Dataset listings of figures:
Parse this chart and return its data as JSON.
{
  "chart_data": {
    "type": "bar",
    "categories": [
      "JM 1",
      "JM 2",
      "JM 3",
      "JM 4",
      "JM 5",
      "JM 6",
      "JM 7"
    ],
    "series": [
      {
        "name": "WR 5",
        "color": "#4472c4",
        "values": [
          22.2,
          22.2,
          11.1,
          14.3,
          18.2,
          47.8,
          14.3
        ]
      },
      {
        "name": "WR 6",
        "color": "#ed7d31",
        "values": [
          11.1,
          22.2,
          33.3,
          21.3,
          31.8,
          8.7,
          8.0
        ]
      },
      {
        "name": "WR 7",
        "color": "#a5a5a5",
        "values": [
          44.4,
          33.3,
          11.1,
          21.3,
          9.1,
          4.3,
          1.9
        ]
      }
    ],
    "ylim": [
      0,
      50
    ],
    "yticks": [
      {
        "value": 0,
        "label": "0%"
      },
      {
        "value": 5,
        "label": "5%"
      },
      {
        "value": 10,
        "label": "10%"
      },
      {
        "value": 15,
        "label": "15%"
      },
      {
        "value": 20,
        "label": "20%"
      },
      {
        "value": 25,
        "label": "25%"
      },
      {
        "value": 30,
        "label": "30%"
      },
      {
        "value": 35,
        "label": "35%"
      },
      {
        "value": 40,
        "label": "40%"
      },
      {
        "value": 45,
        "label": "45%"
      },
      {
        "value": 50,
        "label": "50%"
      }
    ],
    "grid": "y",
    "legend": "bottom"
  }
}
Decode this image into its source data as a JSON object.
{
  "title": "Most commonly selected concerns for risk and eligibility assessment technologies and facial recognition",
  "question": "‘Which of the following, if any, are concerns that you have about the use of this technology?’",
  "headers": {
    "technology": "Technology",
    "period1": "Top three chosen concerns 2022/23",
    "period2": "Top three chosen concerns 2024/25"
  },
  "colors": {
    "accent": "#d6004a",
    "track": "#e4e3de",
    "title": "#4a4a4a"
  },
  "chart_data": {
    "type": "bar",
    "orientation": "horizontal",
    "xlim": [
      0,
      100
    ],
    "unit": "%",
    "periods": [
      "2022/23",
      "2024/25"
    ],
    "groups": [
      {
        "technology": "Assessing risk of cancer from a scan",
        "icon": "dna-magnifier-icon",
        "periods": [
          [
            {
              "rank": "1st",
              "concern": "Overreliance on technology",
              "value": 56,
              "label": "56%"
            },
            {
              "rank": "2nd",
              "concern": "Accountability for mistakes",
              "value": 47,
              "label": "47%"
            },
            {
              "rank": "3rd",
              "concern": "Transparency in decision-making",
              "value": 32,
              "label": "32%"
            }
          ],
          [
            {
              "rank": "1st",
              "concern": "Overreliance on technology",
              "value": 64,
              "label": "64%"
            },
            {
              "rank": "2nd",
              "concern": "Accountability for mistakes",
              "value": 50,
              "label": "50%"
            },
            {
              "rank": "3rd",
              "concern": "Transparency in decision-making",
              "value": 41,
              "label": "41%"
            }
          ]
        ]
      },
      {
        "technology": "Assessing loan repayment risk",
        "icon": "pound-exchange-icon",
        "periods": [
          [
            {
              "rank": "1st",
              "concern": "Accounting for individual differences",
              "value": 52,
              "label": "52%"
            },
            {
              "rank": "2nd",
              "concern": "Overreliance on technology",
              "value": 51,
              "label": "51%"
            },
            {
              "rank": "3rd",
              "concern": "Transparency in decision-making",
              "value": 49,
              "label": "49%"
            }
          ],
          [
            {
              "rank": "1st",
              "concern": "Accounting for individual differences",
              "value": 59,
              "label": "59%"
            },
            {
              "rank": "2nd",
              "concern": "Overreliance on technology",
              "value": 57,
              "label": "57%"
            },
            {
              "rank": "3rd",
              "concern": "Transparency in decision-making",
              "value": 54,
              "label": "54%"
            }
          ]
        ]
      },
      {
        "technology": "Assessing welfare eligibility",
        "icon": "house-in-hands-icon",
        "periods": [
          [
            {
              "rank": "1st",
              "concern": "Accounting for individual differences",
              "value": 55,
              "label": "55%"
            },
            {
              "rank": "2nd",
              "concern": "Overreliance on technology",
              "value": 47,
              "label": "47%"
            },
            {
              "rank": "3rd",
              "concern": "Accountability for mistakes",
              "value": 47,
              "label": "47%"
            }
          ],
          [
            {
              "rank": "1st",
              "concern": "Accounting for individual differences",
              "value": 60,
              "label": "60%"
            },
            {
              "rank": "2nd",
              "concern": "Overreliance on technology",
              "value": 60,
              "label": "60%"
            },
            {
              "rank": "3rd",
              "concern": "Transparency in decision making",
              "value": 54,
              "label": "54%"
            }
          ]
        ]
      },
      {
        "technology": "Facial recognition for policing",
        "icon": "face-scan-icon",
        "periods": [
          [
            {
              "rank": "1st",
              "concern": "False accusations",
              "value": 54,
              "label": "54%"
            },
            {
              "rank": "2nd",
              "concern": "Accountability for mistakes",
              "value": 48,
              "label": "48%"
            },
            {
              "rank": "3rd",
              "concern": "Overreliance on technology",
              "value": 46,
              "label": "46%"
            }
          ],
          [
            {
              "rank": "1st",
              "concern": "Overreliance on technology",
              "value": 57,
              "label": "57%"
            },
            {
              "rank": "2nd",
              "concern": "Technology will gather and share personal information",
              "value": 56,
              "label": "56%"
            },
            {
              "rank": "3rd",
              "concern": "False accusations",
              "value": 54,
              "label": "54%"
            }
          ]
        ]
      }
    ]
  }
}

### Exercise requirements
Please set down the whole listing above without altering a single line.

### Completed exercise
Parse this chart and return its data as JSON.
{
  "chart_data": {
    "type": "bar",
    "categories": [
      "JM 1",
      "JM 2",
      "JM 3",
      "JM 4",
      "JM 5",
      "JM 6",
      "JM 7"
    ],
    "series": [
      {
        "name": "WR 5",
        "color": "#4472c4",
        "values": [
          22.2,
          22.2,
          11.1,
          14.3,
          18.2,
          47.8,
          14.3
        ]
      },
      {
        "name": "WR 6",
        "color": "#ed7d31",
        "values": [
          11.1,
          22.2,
          33.3,
          21.3,
          31.8,
          8.7,
          8.0
        ]
      },
      {
        "name": "WR 7",
        "color": "#a5a5a5",
        "values": [
          44.4,
          33.3,
          11.1,
          21.3,
          9.1,
          4.3,
          1.9
        ]
      }
    ],
    "ylim": [
      0,
      50
    ],
    "yticks": [
      {
        "value": 0,
        "label": "0%"
      },
      {
        "value": 5,
        "label": "5%"
      },
      {
        "value": 10,
        "label": "10%"
      },
      {
        "value": 15,
        "label": "15%"
      },
      {
        "value": 20,
        "label": "20%"
      },
      {
        "value": 25,
        "label": "25%"
      },
      {
        "value": 30,
        "label": "30%"
      },
      {
        "value": 35,
        "label": "35%"
      },
      {
        "value": 40,
        "label": "40%"
      },
      {
        "value": 45,
        "label": "45%"
      },
      {
        "value": 50,
        "label": "50%"
      }
    ],
    "grid": "y",
    "legend": "bottom"
  }
}
Decode this image into its source data as a JSON object.
{
  "title": "Most commonly selected concerns for risk and eligibility assessment technologies and facial recognition",
  "question": "‘Which of the following, if any, are concerns that you have about the use of this technology?’",
  "headers": {
    "technology": "Technology",
    "period1": "Top three chosen concerns 2022/23",
    "period2": "Top three chosen concerns 2024/25"
  },
  "colors": {
    "accent": "#d6004a",
    "track": "#e4e3de",
    "title": "#4a4a4a"
  },
  "chart_data": {
    "type": "bar",
    "orientation": "horizontal",
    "xlim": [
      0,
      100
    ],
    "unit": "%",
    "periods": [
      "2022/23",
      "2024/25"
    ],
    "groups": [
      {
        "technology": "Assessing risk of cancer from a scan",
        "icon": "dna-magnifier-icon",
        "periods": [
          [
            {
              "rank": "1st",
              "concern": "Overreliance on technology",
              "value": 56,
              "label": "56%"
            },
            {
              "rank": "2nd",
              "concern": "Accountability for mistakes",
              "value": 47,
              "label": "47%"
            },
            {
              "rank": "3rd",
              "concern": "Transparency in decision-making",
              "value": 32,
              "label": "32%"
            }
          ],
          [
            {
              "rank": "1st",
              "concern": "Overreliance on technology",
              "value": 64,
              "label": "64%"
            },
            {
              "rank": "2nd",
              "concern": "Accountability for mistakes",
              "value": 50,
              "label": "50%"
            },
            {
              "rank": "3rd",
              "concern": "Transparency in decision-making",
              "value": 41,
              "label": "41%"
            }
          ]
        ]
      },
      {
        "technology": "Assessing loan repayment risk",
        "icon": "pound-exchange-icon",
        "periods": [
          [
            {
              "rank": "1st",
              "concern": "Accounting for individual differences",
              "value": 52,
              "label": "52%"
            },
            {
              "rank": "2nd",
              "concern": "Overreliance on technology",
              "value": 51,
              "label": "51%"
            },
            {
              "rank": "3rd",
              "concern": "Transparency in decision-making",
              "value": 49,
              "label": "49%"
            }
          ],
          [
            {
              "rank": "1st",
              "concern": "Accounting for individual differences",
              "value": 59,
              "label": "59%"
            },
            {
              "rank": "2nd",
              "concern": "Overreliance on technology",
              "value": 57,
              "label": "57%"
            },
            {
              "rank": "3rd",
              "concern": "Transparency in decision-making",
              "value": 54,
              "label": "54%"
            }
          ]
        ]
      },
      {
        "technology": "Assessing welfare eligibility",
        "icon": "house-in-hands-icon",
        "periods": [
          [
            {
              "rank": "1st",
              "concern": "Accounting for individual differences",
              "value": 55,
              "label": "55%"
            },
            {
              "rank": "2nd",
              "concern": "Overreliance on technology",
              "value": 47,
              "label": "47%"
            },
            {
              "rank": "3rd",
              "concern": "Accountability for mistakes",
              "value": 47,
              "label": "47%"
            }
          ],
          [
            {
              "rank": "1st",
              "concern": "Accounting for individual differences",
              "value": 60,
              "label": "60%"
            },
            {
              "rank": "2nd",
              "concern": "Overreliance on technology",
              "value": 60,
              "label": "60%"
            },
            {
              "rank": "3rd",
              "concern": "Transparency in decision making",
              "value": 54,
              "label": "54%"
            }
          ]
        ]
      },
      {
        "technology": "Facial recognition for policing",
        "icon": "face-scan-icon",
        "periods": [
          [
            {
              "rank": "1st",
              "concern": "False accusations",
              "value": 54,
              "label": "54%"
            },
            {
              "rank": "2nd",
              "concern": "Accountability for mistakes",
              "value": 48,
              "label": "48%"
            },
            {
              "rank": "3rd",
              "concern": "Overreliance on technology",
              "value": 46,
              "label": "46%"
            }
          ],
          [
            {
              "rank": "1st",
              "concern": "Overreliance on technology",
              "value": 57,
              "label": "57%"
            },
            {
              "rank": "2nd",
              "concern": "Technology will gather and share personal information",
              "value": 56,
              "label": "56%"
            },
            {
              "rank": "3rd",
              "concern": "False accusations",
              "value": 54,
              "label": "54%"
            }
          ]
        ]
      }
    ]
  }
}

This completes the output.